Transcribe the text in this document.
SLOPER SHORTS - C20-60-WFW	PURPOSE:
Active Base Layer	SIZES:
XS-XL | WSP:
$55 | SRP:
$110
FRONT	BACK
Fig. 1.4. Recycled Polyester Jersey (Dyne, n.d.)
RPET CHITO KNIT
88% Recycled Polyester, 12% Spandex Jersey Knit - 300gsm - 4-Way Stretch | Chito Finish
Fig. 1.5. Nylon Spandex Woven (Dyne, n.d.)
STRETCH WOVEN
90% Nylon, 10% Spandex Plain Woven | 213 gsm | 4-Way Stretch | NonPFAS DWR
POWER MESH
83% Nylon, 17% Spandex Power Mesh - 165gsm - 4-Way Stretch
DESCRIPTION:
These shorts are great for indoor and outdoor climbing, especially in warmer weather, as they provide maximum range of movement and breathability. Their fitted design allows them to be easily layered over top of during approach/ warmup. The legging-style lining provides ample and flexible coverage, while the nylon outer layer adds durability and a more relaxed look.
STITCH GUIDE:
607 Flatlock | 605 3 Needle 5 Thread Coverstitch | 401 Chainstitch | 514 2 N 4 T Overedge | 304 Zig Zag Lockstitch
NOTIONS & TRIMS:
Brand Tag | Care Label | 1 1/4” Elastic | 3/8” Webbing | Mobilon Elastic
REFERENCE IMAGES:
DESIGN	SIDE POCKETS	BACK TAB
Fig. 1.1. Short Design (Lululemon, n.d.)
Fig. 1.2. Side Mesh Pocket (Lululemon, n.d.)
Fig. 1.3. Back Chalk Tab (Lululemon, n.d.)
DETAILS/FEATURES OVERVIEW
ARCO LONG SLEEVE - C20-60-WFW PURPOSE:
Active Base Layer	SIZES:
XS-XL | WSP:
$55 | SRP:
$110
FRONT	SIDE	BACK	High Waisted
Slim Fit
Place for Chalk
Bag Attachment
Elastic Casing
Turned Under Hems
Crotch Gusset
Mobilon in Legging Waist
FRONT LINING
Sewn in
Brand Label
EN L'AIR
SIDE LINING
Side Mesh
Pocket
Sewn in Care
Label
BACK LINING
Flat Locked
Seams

## [REQUIREMENTS]
Write the material out exactly, with nothing left out.

## [COMPLETED EXERCISE]
Transcribe the text in this document.
SLOPER SHORTS - C20-60-WFW	PURPOSE:
Active Base Layer	SIZES:
XS-XL | WSP:
$55 | SRP:
$110
FRONT	BACK
Fig. 1.4. Recycled Polyester Jersey (Dyne, n.d.)
RPET CHITO KNIT
88% Recycled Polyester, 12% Spandex Jersey Knit - 300gsm - 4-Way Stretch | Chito Finish
Fig. 1.5. Nylon Spandex Woven (Dyne, n.d.)
STRETCH WOVEN
90% Nylon, 10% Spandex Plain Woven | 213 gsm | 4-Way Stretch | NonPFAS DWR
POWER MESH
83% Nylon, 17% Spandex Power Mesh - 165gsm - 4-Way Stretch
DESCRIPTION:
These shorts are great for indoor and outdoor climbing, especially in warmer weather, as they provide maximum range of movement and breathability. Their fitted design allows them to be easily layered over top of during approach/ warmup. The legging-style lining provides ample and flexible coverage, while the nylon outer layer adds durability and a more relaxed look.
STITCH GUIDE:
607 Flatlock | 605 3 Needle 5 Thread Coverstitch | 401 Chainstitch | 514 2 N 4 T Overedge | 304 Zig Zag Lockstitch
NOTIONS & TRIMS:
Brand Tag | Care Label | 1 1/4” Elastic | 3/8” Webbing | Mobilon Elastic
REFERENCE IMAGES:
DESIGN	SIDE POCKETS	BACK TAB
Fig. 1.1. Short Design (Lululemon, n.d.)
Fig. 1.2. Side Mesh Pocket (Lululemon, n.d.)
Fig. 1.3. Back Chalk Tab (Lululemon, n.d.)
DETAILS/FEATURES OVERVIEW
ARCO LONG SLEEVE - C20-60-WFW PURPOSE:
Active Base Layer	SIZES:
XS-XL | WSP:
$55 | SRP:
$110
FRONT	SIDE	BACK	High Waisted
Slim Fit
Place for Chalk
Bag Attachment
Elastic Casing
Turned Under Hems
Crotch Gusset
Mobilon in Legging Waist
FRONT LINING
Sewn in
Brand Label
EN L'AIR
SIDE LINING
Side Mesh
Pocket
Sewn in Care
Label
BACK LINING
Flat Locked
Seams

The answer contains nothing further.